#### To be done:
- 1) Duplicate the part of the model inference notebook that starts with "# Model Inference" and goes on through "trained experiment directory.".
- 2) Go on with the model inference notebook from its last line.

# Model Inference Notebook

This notebook loads a trained drone imitation learning model and tests it on sample data.

## Setup
Update the `EXPERIMENT_DIR` variable below to point to your trained experiment directory.

In [4]:
import numpy as np

In [5]:
import sys
from pathlib import Path

# Add project root to path
project_root = Path.cwd().parent.parent
sys.path.insert(0, str(project_root))

import torch
import numpy as np
import matplotlib.pyplot as plt
from PIL import Image
import json
from omegaconf import OmegaConf
from hydra.utils import instantiate
import torchvision.transforms as transforms

from drone.datasets.dataloader import CrazyflieILDataset

# Set random seed for reproducibility
torch.manual_seed(42)
np.random.seed(42)

print(f"PyTorch version: {torch.__version__}")
print(f"CUDA available: {torch.cuda.is_available()}")

PyTorch version: 2.9.1+cu130
CUDA available: False


## 1. Load Experiment Configuration and Model

In [8]:
# UPDATE THIS PATH to your experiment directory
EXPERIMENT_DIR = Path("/scratch/gpfs/TSILVER/de7281/MAE345/job_2910637")

# Load the training configuration
config_path = EXPERIMENT_DIR / "configs" / "config.yaml"
cfg = OmegaConf.load(config_path)

print("Configuration loaded:")
print(OmegaConf.to_yaml(cfg))

Configuration loaded:
models:
  _target_: drone.models.discrete_action_model.DiscreteActionModel
  pretrained: false
  action_dim: 4
  num_bins: 11
  action_low: -0.2
  action_high: 0.2
  output_space: discrete
  v3: false
experiment_dir: /scratch/gpfs/TSILVER/de7281/MAE345/job_2910637
dataset:
  data_dir: drone/datasets/imitation_data
  image_size:
  - 224
  - 224
  augment: true
  normalize_states: false
  normalize_images: true
  normalize_actions: false
training:
  train_trials: null
  val_trials: null
  batch_size: 32
  num_epochs: 20
  lr: 0.005
  weight_decay: 0.001
  early_stopping_patience: 1
  early_stopping_min_delta: 0.001
  num_workers: 8
  shuffle_train: true
log_dir: recordings
group_number: 5
camera_id: 0
hover_height: 0.5
fly_steps: 100
crop_top: 80
ckpt_path: drone/trained_models/model.pth



In [None]:
# Resolve paths relative to project root
cfg.dataset.data_dir = str(project_root / cfg.dataset.data_dir)

# Load model checkpoint
model_path = EXPERIMENT_DIR / "models" / "model.pth"

# Instantiate model from config
model_cfg = OmegaConf.to_container(cfg.models, resolve=True)
output_space = model_cfg.pop('output_space', None)  # Remove before instantiation
model = instantiate(model_cfg)

#### Record excerpts:
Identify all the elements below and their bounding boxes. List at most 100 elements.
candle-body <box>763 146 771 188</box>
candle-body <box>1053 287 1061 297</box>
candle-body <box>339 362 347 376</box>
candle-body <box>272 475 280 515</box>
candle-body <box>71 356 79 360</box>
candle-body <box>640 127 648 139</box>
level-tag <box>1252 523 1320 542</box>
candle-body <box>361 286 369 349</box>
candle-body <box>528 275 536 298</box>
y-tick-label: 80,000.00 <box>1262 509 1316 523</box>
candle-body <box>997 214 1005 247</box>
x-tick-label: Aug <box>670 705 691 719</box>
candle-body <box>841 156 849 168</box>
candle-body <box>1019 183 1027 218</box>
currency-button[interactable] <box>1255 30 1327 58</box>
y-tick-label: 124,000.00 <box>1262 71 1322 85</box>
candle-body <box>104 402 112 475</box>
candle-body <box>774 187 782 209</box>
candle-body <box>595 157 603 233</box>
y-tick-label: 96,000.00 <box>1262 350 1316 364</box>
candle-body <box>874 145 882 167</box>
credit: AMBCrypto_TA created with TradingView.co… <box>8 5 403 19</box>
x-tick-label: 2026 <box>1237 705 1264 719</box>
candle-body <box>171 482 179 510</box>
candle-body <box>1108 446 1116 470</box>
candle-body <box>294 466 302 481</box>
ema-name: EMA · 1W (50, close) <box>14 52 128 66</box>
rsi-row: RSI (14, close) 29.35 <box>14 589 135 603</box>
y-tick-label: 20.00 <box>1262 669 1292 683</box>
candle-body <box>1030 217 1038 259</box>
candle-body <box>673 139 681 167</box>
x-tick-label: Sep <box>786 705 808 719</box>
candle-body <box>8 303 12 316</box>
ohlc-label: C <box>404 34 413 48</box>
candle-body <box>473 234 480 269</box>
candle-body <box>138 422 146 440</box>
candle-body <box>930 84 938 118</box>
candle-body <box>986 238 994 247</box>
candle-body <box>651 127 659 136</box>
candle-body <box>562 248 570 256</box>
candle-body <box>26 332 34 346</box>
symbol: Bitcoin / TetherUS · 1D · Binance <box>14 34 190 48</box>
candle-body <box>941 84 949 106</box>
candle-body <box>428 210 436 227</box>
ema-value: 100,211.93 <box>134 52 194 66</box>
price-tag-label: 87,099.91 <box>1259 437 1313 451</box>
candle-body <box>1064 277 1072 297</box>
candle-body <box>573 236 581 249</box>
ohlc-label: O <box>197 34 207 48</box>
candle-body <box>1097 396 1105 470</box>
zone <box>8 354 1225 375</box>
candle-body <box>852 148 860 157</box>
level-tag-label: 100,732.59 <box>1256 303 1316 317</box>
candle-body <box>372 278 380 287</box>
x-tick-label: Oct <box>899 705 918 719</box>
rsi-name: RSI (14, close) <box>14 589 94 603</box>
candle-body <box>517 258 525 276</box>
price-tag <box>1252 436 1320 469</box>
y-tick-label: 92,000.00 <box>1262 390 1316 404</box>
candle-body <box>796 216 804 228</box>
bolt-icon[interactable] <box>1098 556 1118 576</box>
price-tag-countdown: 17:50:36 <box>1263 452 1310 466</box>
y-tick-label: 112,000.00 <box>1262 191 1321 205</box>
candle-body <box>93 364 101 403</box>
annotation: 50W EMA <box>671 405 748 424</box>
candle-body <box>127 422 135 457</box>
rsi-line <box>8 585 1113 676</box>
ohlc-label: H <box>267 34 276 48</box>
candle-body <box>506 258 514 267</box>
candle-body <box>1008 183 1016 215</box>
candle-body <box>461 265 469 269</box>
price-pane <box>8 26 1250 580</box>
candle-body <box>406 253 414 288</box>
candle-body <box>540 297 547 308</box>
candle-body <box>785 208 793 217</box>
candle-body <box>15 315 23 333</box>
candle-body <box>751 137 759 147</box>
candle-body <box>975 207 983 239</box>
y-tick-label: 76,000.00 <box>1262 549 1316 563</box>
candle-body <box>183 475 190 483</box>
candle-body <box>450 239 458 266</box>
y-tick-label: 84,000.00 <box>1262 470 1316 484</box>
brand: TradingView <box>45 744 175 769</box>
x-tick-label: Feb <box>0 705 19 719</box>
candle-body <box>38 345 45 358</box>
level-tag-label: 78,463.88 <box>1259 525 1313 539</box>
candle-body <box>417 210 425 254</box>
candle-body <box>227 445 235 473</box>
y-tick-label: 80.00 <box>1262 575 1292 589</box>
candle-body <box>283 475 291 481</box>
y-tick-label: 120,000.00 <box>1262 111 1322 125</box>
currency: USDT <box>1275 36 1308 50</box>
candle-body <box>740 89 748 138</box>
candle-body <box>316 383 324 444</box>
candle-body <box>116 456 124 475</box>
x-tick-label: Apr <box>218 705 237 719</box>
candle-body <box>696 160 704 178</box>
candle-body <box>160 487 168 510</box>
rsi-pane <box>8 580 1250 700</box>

#### Task results:
- 1)
# Model Inference Notebook

This notebook loads a trained drone imitation learning model and tests it on sample data.

## Setup
Update the `EXPERIMENT_DIR` variable below to point to your trained experiment directory.

- 2)
# Load trained weights
state_dict = torch.load(model_path, map_location="cpu")
model.load_state_dict(state_dict)
model.eval()

# Move to GPU if available
device = torch.device("cuda" if torch.cuda.is_available() else "cpu")
model.to(device)

print(f"\nModel loaded from: {model_path}")
print(f"Device: {device}")
print(f"\nModel architecture:")
print(f"  Action dim: {model.action_dim}")
print(f"  Num bins: {model.num_bins}")
print(f"  Action range: [{model.action_low}, {model.action_high}]")
print(f"  Total parameters: {sum(p.numel() for p in model.parameters()):,}")

InstantiationException: Error in call to target 'drone.models.discrete_action_model.DiscreteActionModel':
TypeError("DiscreteActionModel.__init__() got an unexpected keyword argument 'output_space'")
full_key: models

## 2. Load Test Dataset

In [None]:
# Create dataset with same settings as training
dataset = CrazyflieILDataset(
    data_dir=cfg.dataset.data_dir,
    trial_numbers=cfg.training.val_trials,  # Use validation trials or None for all
    image_size=cfg.dataset.image_size,
    normalize_images=cfg.dataset.normalize_images,
    normalize_states=cfg.dataset.normalize_states,
    normalize_actions=cfg.dataset.normalize_actions,
    augment=False  # No augmentation for testing
)

print(f"\nDataset loaded with {len(dataset)} samples")

## 2.5. Analyze Action Distribution (Left vs Right Moves)

In [None]:
# Analyze distribution of left vs right moves in the dataset
# Left move: vy (second coordinate) = +0.2
# Right move: vy (second coordinate) = -0.2

print("Analyzing action distribution across entire dataset...")
print(f"Total samples in dataset: {len(dataset)}\n")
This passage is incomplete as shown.